Data excerpts:
********************

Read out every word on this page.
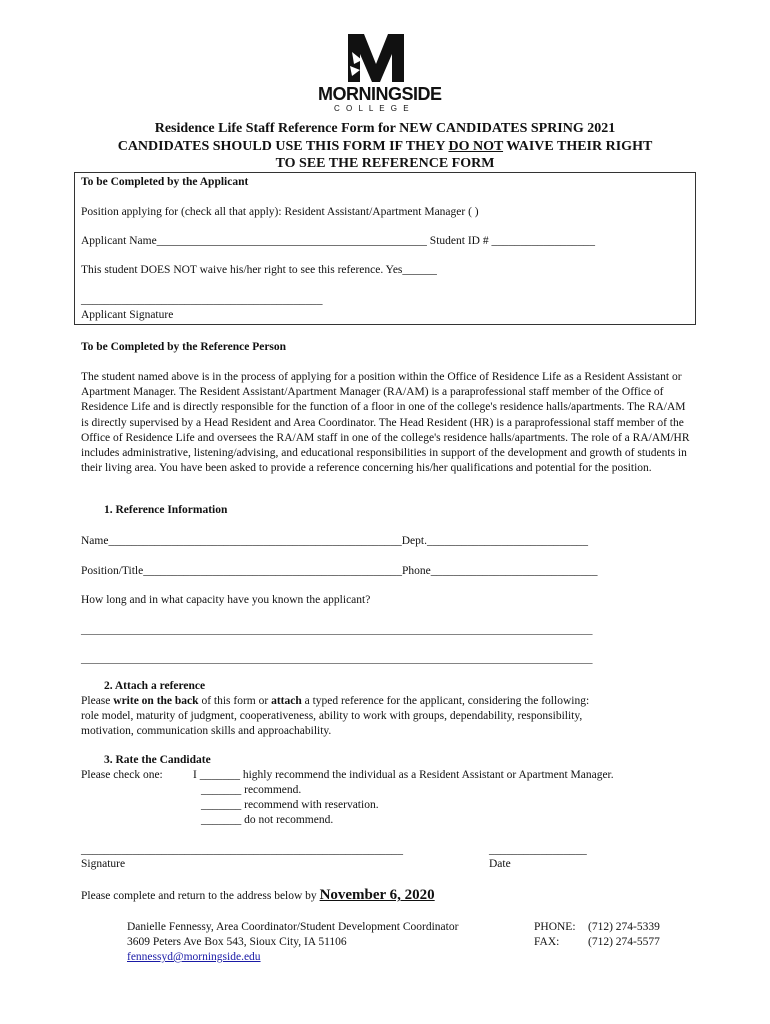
MORNINGSIDE
C O L L E G E
Residence Life Staff Reference Form for NEW CANDIDATES SPRING 2021
CANDIDATES SHOULD USE THIS FORM IF THEY DO NOT WAIVE THEIR RIGHT
TO SEE THE REFERENCE FORM
To be Completed by the Applicant
Position applying for (check all that apply): Resident Assistant/Apartment Manager ( )
Applicant Name_______________________________________________ Student ID # __________________
This student DOES NOT waive his/her right to see this reference. Yes______
__________________________________________
Applicant Signature
To be Completed by the Reference Person
The student named above is in the process of applying for a position within the Office of Residence Life as a Resident Assistant or Apartment Manager. The Resident Assistant/Apartment Manager (RA/AM) is a paraprofessional staff member of the Office of Residence Life and is directly responsible for the function of a floor in one of the college's residence halls/apartments. The RA/AM is directly supervised by a Head Resident and Area Coordinator. The Head Resident (HR) is a paraprofessional staff member of the Office of Residence Life and oversees the RA/AM staff in one of the college's residence halls/apartments. The role of a RA/AM/HR includes administrative, listening/advising, and educational responsibilities in support of the development and growth of students in their living area. You have been asked to provide a reference concerning his/her qualifications and potential for the position.
1. Reference Information
Name___________________________________________________Dept.____________________________
Position/Title_____________________________________________Phone_____________________________
How long and in what capacity have you known the applicant?
_____________________________________________________________________________________________
_____________________________________________________________________________________________
2. Attach a reference
Please write on the back of this form or attach a typed reference for the applicant, considering the following:
role model, maturity of judgment, cooperativeness, ability to work with groups, dependability, responsibility,
motivation, communication skills and approachability.
3. Rate the Candidate
Please check one:	I _______ highly recommend the individual as a Resident Assistant or Apartment Manager.
_______ recommend.
_______ recommend with reservation.
_______ do not recommend.
________________________________________________________
Signature
_________________
Date
Please complete and return to the address below by November 6, 2020
Danielle Fennessy, Area Coordinator/Student Development Coordinator
3609 Peters Ave Box 543, Sioux City, IA 51106
fennessyd@morningside.edu
PHONE: (712) 274-5339
FAX: (712) 274-5577
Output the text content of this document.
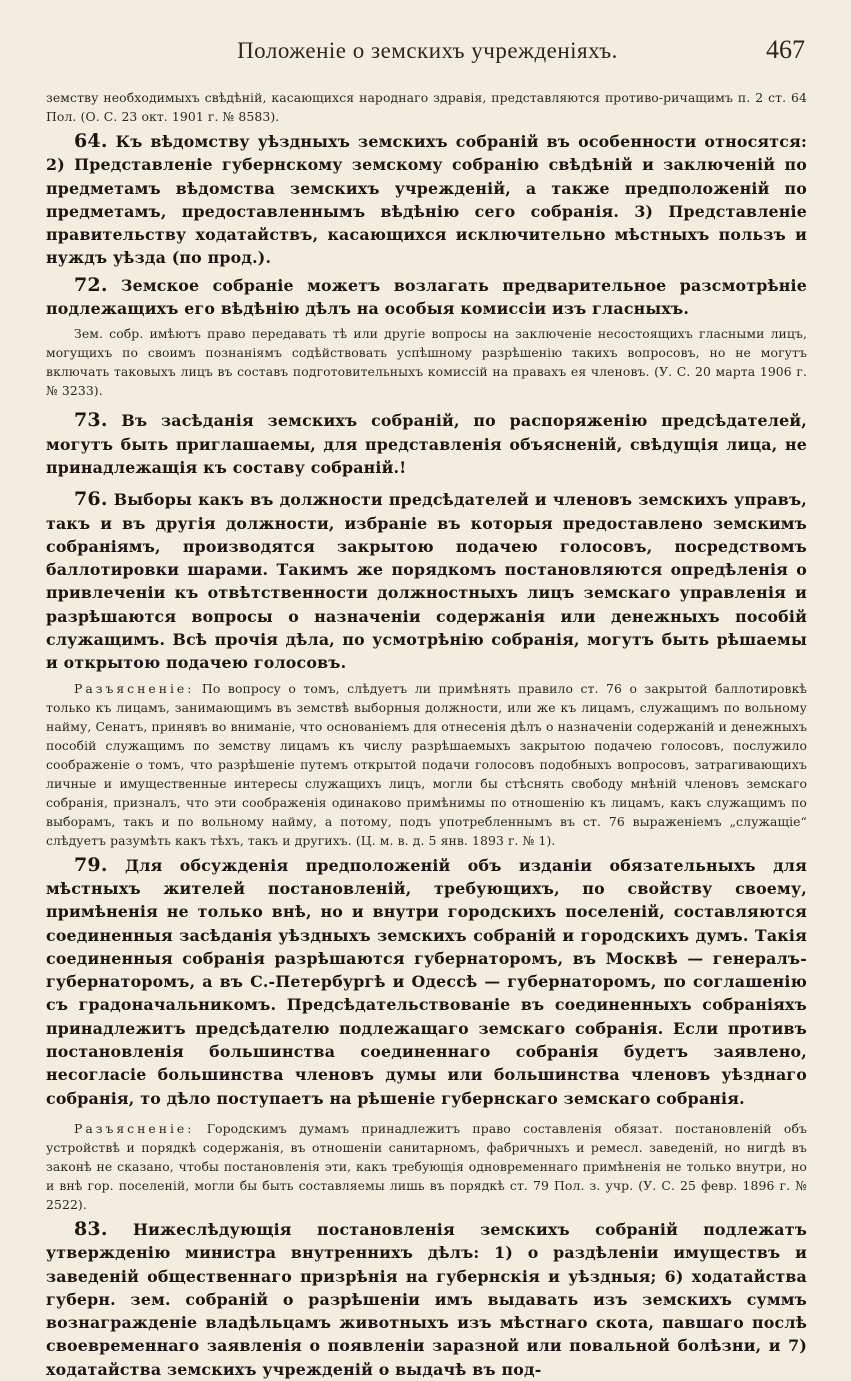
Положеніе о земскихъ учрежденіяхъ.	467

земству необходимыхъ свѣдѣній, касающихся народнаго здравія, представляются противо-ричащимъ п. 2 ст. 64 Пол. (О. С. 23 окт. 1901 г. № 8583).

64. Къ вѣдомству уѣздныхъ земскихъ собраній въ особенности относятся: 2) Представленіе губернскому земскому собранію свѣдѣній и заключеній по предметамъ вѣдомства земскихъ учрежденій, а также предположеній по предметамъ, предоставленнымъ вѣдѣнію сего собранія. 3) Представленіе правительству ходатайствъ, касающихся исключительно мѣстныхъ пользъ и нуждъ уѣзда (по прод.).

72. Земское собраніе можетъ возлагать предварительное разсмотрѣніе подлежащихъ его вѣдѣнію дѣлъ на особыя комиссіи изъ гласныхъ.

Зем. собр. имѣютъ право передавать тѣ или другіе вопросы на заключеніе несостоящихъ гласными лицъ, могущихъ по своимъ познаніямъ содѣйствовать успѣшному разрѣшенію такихъ вопросовъ, но не могутъ включать таковыхъ лицъ въ составъ подготовительныхъ комиссій на правахъ ея членовъ. (У. С. 20 марта 1906 г. № 3233).

73. Въ засѣданія земскихъ собраній, по распоряженію предсѣдателей, могутъ быть приглашаемы, для представленія объясненій, свѣдущія лица, не принадлежащія къ составу собраній.!

76. Выборы какъ въ должности предсѣдателей и членовъ земскихъ управъ, такъ и въ другія должности, избраніе въ которыя предоставлено земскимъ собраніямъ, производятся закрытою подачею голосовъ, посредствомъ баллотировки шарами. Такимъ же порядкомъ постановляются опредѣленія о привлеченіи къ отвѣтственности должностныхъ лицъ земскаго управленія и разрѣшаются вопросы о назначеніи содержанія или денежныхъ пособій служащимъ. Всѣ прочія дѣла, по усмотрѣнію собранія, могутъ быть рѣшаемы и открытою подачею голосовъ.

Разъясненіе: По вопросу о томъ, слѣдуетъ ли примѣнять правило ст. 76 о закрытой баллотировкѣ только къ лицамъ, занимающимъ въ земствѣ выборныя должности, или же къ лицамъ, служащимъ по вольному найму, Сенатъ, принявъ во вниманіе, что основаніемъ для отнесенія дѣлъ о назначеніи содержаній и денежныхъ пособій служащимъ по земству лицамъ къ числу разрѣшаемыхъ закрытою подачею голосовъ, послужило соображеніе о томъ, что разрѣшеніе путемъ открытой подачи голосовъ подобныхъ вопросовъ, затрагивающихъ личные и имущественные интересы служащихъ лицъ, могли бы стѣснять свободу мнѣній членовъ земскаго собранія, призналъ, что эти соображенія одинаково примѣнимы по отношенію къ лицамъ, какъ служащимъ по выборамъ, такъ и по вольному найму, а потому, подъ употребленнымъ въ ст. 76 выраженіемъ „служащіе“ слѣдуетъ разумѣть какъ тѣхъ, такъ и другихъ. (Ц. м. в. д. 5 янв. 1893 г. № 1).

79. Для обсужденія предположеній объ изданіи обязательныхъ для мѣстныхъ жителей постановленій, требующихъ, по свойству своему, примѣненія не только внѣ, но и внутри городскихъ поселеній, составляются соединенныя засѣданія уѣздныхъ земскихъ собраній и городскихъ думъ. Такія соединенныя собранія разрѣшаются губернаторомъ, въ Москвѣ — генералъ-губернаторомъ, а въ С.-Петербургѣ и Одессѣ — губернаторомъ, по соглашенію съ градоначальникомъ. Предсѣдательствованіе въ соединенныхъ собраніяхъ принадлежитъ предсѣдателю подлежащаго земскаго собранія. Если противъ постановленія большинства соединеннаго собранія будетъ заявлено, несогласіе большинства членовъ думы или большинства членовъ уѣзднаго собранія, то дѣло поступаетъ на рѣшеніе губернскаго земскаго собранія.

Разъясненіе: Городскимъ думамъ принадлежитъ право составленія обязат. постановленій объ устройствѣ и порядкѣ содержанія, въ отношеніи санитарномъ, фабричныхъ и ремесл. заведеній, но нигдѣ въ законѣ не сказано, чтобы постановленія эти, какъ требующія одновременнаго примѣненія не только внутри, но и внѣ гор. поселеній, могли бы быть составляемы лишь въ порядкѣ ст. 79 Пол. з. учр. (У. С. 25 февр. 1896 г. № 2522).

83. Нижеслѣдующія постановленія земскихъ собраній подлежатъ утвержденію министра внутреннихъ дѣлъ: 1) о раздѣленіи имуществъ и заведеній общественнаго призрѣнія на губернскія и уѣздныя; 6) ходатайства губерн. зем. собраній о разрѣшеніи имъ выдавать изъ земскихъ суммъ вознагражденіе владѣльцамъ животныхъ изъ мѣстнаго скота, павшаго послѣ своевременнаго заявленія о появленіи заразной или повальной болѣзни, и 7) ходатайства земскихъ учрежденій о выдачѣ въ под-
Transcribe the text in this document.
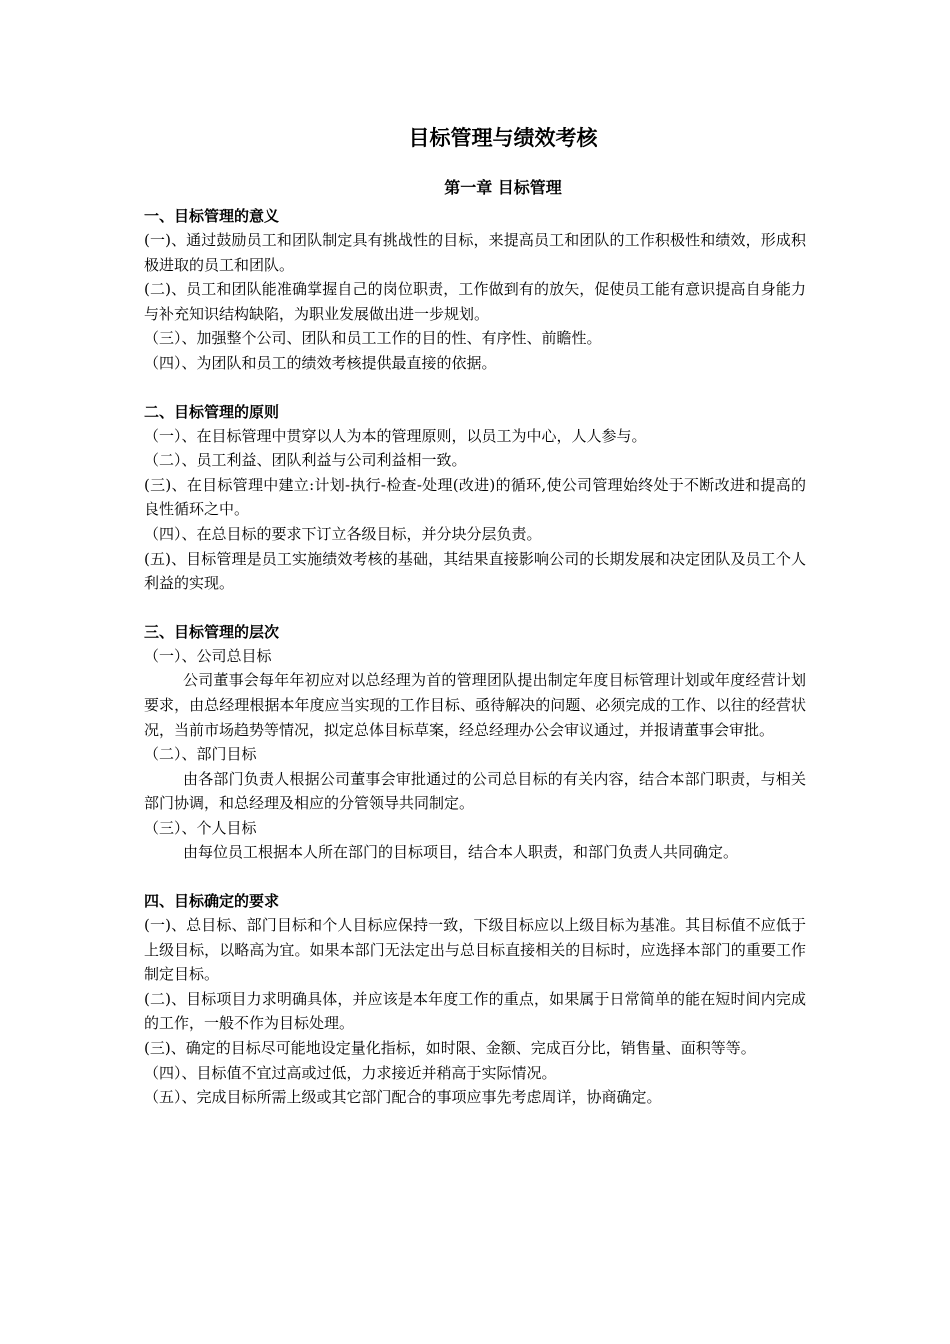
目标管理与绩效考核
第一章 目标管理
一、目标管理的意义

(一)、通过鼓励员工和团队制定具有挑战性的目标，来提高员工和团队的工作积极性和绩效，形成积极进取的员工和团队。

(二)、员工和团队能准确掌握自己的岗位职责，工作做到有的放矢，促使员工能有意识提高自身能力与补充知识结构缺陷，为职业发展做出进一步规划。

（三）、加强整个公司、团队和员工工作的目的性、有序性、前瞻性。

（四）、为团队和员工的绩效考核提供最直接的依据。

二、目标管理的原则

（一）、在目标管理中贯穿以人为本的管理原则，以员工为中心，人人参与。

（二）、员工利益、团队利益与公司利益相一致。

(三)、在目标管理中建立:计划-执行-检查-处理(改进)的循环,使公司管理始终处于不断改进和提高的良性循环之中。

（四）、在总目标的要求下订立各级目标，并分块分层负责。

(五)、目标管理是员工实施绩效考核的基础，其结果直接影响公司的长期发展和决定团队及员工个人利益的实现。

三、目标管理的层次

（一）、公司总目标

公司董事会每年年初应对以总经理为首的管理团队提出制定年度目标管理计划或年度经营计划要求，由总经理根据本年度应当实现的工作目标、亟待解决的问题、必须完成的工作、以往的经营状况，当前市场趋势等情况，拟定总体目标草案，经总经理办公会审议通过，并报请董事会审批。

（二）、部门目标

由各部门负责人根据公司董事会审批通过的公司总目标的有关内容，结合本部门职责，与相关部门协调，和总经理及相应的分管领导共同制定。

（三）、个人目标

由每位员工根据本人所在部门的目标项目，结合本人职责，和部门负责人共同确定。

四、目标确定的要求

(一)、总目标、部门目标和个人目标应保持一致，下级目标应以上级目标为基准。其目标值不应低于上级目标，以略高为宜。如果本部门无法定出与总目标直接相关的目标时，应选择本部门的重要工作制定目标。

(二)、目标项目力求明确具体，并应该是本年度工作的重点，如果属于日常简单的能在短时间内完成的工作，一般不作为目标处理。

(三)、确定的目标尽可能地设定量化指标，如时限、金额、完成百分比，销售量、面积等等。

（四）、目标值不宜过高或过低，力求接近并稍高于实际情况。

（五）、完成目标所需上级或其它部门配合的事项应事先考虑周详，协商确定。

********************

* TASK OBJECTIVE: Return, from the data, each line that has the word "свѣдѣній" in it.

* CORRECT RESPONSE:
земству необходимыхъ свѣдѣній, касающихся народнаго здравія, представляются противо-ричащимъ п. 2 ст. 64 Пол. (О. С. 23 окт. 1901 г. № 8583).
64. Къ вѣдомству уѣздныхъ земскихъ собраній въ особенности относятся: 2) Представленіе губернскому земскому собранію свѣдѣній и заключеній по предметамъ вѣдомства земскихъ учрежденій, а также предположеній по предметамъ, предоставленнымъ вѣдѣнію сего собранія. 3) Представленіе правительству ходатайствъ, касающихся исключительно мѣстныхъ пользъ и нуждъ уѣзда (по прод.).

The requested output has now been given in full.